Your task:
List every line below containing "values".

Data entries:
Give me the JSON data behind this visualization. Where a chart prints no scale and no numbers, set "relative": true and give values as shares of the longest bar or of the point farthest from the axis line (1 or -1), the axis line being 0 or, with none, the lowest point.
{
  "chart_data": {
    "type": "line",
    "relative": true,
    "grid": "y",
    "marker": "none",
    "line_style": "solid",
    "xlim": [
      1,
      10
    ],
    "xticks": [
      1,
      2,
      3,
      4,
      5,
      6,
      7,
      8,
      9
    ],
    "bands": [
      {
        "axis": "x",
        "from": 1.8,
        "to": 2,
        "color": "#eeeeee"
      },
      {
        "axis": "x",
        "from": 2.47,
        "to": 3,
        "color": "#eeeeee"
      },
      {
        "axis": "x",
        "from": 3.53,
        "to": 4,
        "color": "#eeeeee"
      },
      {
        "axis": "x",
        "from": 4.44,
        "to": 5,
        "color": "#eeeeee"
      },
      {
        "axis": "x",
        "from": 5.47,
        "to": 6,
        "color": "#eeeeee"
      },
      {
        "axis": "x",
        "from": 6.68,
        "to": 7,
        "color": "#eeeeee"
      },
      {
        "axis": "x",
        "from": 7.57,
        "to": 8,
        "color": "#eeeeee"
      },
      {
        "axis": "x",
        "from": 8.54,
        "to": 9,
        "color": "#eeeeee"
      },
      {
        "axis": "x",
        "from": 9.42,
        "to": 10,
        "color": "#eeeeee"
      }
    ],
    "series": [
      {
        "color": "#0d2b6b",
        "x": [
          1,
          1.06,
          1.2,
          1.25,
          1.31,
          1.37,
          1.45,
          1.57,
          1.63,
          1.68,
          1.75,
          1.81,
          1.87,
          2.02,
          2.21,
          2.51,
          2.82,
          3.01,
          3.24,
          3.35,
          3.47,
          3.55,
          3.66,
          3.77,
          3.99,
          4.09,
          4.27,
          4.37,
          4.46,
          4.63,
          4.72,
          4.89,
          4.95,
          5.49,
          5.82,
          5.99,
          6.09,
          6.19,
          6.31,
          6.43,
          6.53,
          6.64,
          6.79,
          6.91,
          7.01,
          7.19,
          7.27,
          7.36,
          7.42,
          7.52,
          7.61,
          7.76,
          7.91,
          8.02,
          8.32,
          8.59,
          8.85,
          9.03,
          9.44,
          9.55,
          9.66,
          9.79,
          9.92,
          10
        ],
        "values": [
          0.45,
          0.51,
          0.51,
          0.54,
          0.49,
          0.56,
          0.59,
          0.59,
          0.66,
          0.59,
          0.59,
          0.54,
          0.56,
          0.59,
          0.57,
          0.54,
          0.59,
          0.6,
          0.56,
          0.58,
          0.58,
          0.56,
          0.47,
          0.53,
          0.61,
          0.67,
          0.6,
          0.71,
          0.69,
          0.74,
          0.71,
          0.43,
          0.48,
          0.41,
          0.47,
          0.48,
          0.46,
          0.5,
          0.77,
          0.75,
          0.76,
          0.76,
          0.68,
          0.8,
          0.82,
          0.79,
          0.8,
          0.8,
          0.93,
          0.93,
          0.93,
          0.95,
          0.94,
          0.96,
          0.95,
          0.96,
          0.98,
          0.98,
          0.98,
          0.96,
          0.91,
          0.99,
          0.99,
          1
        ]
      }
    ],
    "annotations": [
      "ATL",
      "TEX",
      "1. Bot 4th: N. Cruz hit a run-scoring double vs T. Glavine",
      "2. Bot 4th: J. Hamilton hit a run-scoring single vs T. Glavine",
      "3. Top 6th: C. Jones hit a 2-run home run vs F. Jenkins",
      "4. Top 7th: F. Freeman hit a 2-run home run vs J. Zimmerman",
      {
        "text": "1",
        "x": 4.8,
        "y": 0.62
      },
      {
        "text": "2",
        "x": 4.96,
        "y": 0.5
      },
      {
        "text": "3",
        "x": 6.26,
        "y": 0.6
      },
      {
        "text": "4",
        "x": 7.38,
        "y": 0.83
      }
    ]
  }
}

Written solution:
Give me the JSON data behind this visualization. Where a chart prints no scale and no numbers, set "relative": true and give values as shares of the longest bar or of the point farthest from the axis line (1 or -1), the axis line being 0 or, with none, the lowest point.
        "values": [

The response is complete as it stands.